Texto de lectura –
********

A partir de este triángulo de habitantes circunstanciales de una casa de verano, se van tejiendo vínculos y tramas, que dependen sobre todo de gestos precisos pero casi imperceptibles. Dos figuras más entran para sumar todavía más inestabilidad a un equilibrio cuyo punto más rígido es siempre Leon.
La amenaza que se cierne sobre estos personajes tiene una forma muy concreta, que por supuesto le da fuerza a su sentido metafórico: al día siguiente de estar en esa casa, cuando los chicos van al pueblo a comprar comida, nos enteramos de que muy cerca de ahí hay una serie de incendios fuera de control. En un momento se dice que el fuego está a 30 kilómetros. Los bomberos hacen anuncios por altoparlantes. Los helicópteros sobrevuelan la costa. Una noche, los personajes se suben al techo de la casa y alcanzan a ver el cielo pintado de rojo por el humo y las llamas. Ahí nomás. Una y otra vez se habla de la amenaza: Leon consigue una habitación de hotel sin el menor problema en plena temporada porque nadie quiere acercarse al pueblo por culpa del fuego. Hay sirenas y chillidos de animales. Y, sin embargo, cada uno de los personajes de Roter Himmel vive sus días de verano con una calma inestable que se mantendrá más o menos relajada hasta el momento del desenlace. Repiten frases para tranquilizarse. Aseguran y se aseguran entre sí que el fuego ya casi está bajo control. Miran ansiosos las llamas cercanas pero en ningún momento a ninguno de ellos se les ocurre irse de ese lugar. Dicen cosas como: “Acá el viento siempre sopla desde el mar hacia tierra, así que estamos bien”, como si el hecho de que su seguridad vital dependa de la dirección del viento fuera lo más normal del mundo. Nadie se mueve hasta que ya no puede hacerlo. Como si no pudieran hacer más que convivir con esa amenaza.

********

Datos –

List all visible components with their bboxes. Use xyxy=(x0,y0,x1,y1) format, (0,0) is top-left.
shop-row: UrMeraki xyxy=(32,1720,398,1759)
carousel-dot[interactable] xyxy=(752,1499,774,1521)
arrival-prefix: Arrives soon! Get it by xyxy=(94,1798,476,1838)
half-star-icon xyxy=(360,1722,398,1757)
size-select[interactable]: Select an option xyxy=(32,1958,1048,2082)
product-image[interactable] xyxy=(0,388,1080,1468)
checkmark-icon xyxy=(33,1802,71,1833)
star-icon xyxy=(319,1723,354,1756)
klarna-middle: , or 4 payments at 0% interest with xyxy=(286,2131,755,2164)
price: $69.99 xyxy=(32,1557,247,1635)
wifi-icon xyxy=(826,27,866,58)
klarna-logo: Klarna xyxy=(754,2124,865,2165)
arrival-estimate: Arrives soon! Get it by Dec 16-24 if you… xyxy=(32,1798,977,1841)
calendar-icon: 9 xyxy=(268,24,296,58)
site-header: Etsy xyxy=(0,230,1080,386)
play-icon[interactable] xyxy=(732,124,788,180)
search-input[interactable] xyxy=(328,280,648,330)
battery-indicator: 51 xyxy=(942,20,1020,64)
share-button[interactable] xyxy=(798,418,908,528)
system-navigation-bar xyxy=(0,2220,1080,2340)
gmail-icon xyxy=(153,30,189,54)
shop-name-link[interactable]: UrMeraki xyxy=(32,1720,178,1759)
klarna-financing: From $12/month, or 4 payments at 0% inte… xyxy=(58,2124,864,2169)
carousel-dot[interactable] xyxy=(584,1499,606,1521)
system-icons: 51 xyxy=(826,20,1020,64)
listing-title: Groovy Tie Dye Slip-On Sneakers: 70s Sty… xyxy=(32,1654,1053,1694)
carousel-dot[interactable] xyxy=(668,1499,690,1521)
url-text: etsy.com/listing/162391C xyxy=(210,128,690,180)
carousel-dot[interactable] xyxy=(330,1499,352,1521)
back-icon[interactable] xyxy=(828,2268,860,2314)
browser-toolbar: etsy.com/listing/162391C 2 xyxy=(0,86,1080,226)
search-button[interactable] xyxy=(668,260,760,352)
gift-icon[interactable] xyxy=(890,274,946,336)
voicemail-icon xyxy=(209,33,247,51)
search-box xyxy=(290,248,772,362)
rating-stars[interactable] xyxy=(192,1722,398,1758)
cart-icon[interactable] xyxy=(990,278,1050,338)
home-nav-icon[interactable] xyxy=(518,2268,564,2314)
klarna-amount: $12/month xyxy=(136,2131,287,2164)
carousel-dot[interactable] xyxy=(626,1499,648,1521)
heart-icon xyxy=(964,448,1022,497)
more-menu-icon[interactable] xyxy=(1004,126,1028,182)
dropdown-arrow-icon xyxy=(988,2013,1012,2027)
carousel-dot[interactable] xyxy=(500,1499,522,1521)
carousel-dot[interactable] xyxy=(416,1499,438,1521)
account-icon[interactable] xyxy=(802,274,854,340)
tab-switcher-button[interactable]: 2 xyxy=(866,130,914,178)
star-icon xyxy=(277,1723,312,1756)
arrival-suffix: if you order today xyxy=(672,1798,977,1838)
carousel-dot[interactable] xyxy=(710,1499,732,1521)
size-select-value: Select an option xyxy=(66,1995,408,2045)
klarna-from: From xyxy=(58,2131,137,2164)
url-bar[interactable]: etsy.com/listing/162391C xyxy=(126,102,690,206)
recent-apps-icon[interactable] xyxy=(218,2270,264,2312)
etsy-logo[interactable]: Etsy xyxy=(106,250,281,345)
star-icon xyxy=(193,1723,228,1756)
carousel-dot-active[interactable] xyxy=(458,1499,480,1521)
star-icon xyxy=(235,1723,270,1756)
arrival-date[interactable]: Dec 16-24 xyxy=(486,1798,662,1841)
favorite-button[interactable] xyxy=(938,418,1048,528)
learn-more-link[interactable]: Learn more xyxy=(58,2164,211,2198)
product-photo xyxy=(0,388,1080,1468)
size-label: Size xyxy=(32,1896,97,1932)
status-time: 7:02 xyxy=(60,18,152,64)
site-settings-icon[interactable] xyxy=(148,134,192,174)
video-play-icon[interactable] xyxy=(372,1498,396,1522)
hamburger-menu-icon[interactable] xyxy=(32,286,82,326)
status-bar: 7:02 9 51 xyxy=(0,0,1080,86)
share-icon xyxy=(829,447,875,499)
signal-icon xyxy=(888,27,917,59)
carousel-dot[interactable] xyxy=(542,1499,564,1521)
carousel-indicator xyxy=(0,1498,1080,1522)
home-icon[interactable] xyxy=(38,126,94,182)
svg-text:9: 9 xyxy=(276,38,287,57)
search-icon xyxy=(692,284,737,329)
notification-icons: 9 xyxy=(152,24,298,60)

********

Consigna – Continúa el texto de lectura sobre Roter Himmel a partir de su última oración. Los datos no guardan relación con el texto de lectura.

Respuesta –
Sin embargo, hay una diferencia entre la manera en que casi todos los personajes de la película se vinculan con esa amenaza (con falsas seguridades) y la forma en que Leon parece directamente no poder percibir siquiera la amenaza. Todo lo que ocurre a su alrededor (excepto Nadja) le resulta casi indiferente, o le interesa solo en la medida en la que puede validar o amenazar su ego. La oscuridad avanza sobre él desde distintos frentes, pero él no podrá reconocerla, y mucho menos entender su naturaleza.
En una de las tantas veladas preciosas en las que los personajes comparten una cena en una mesa afuera en el jardín, mientras hablan de literatura y se descubren obviedades que solo Leon no podía saber porque nunca preguntó, en medio de un diálogo casi inverosímilmente fluido, Nadja termina por recitar un poema de Heinrich Heine: “El asra”. Es un momento tan bello que Petzold hace que su personaje lo recite de nuevo inmediatamente después de terminar. Los versos que fluyen de la boca de Nadja invocan a la hija del sultán, una fuente, el transcurrir de los días, pero por supuesto la clave está en el esclavo con el que se cruza la princesa todos los días y que cada vez que se encuentran está más pálido. Finalmente, la princesa le pregunta al esclavo su nombre y su origen y este dice: Me llamo / Mohamet y soy de Yemen, / y mi pueblo son los Asra / los que mueren cuando aman.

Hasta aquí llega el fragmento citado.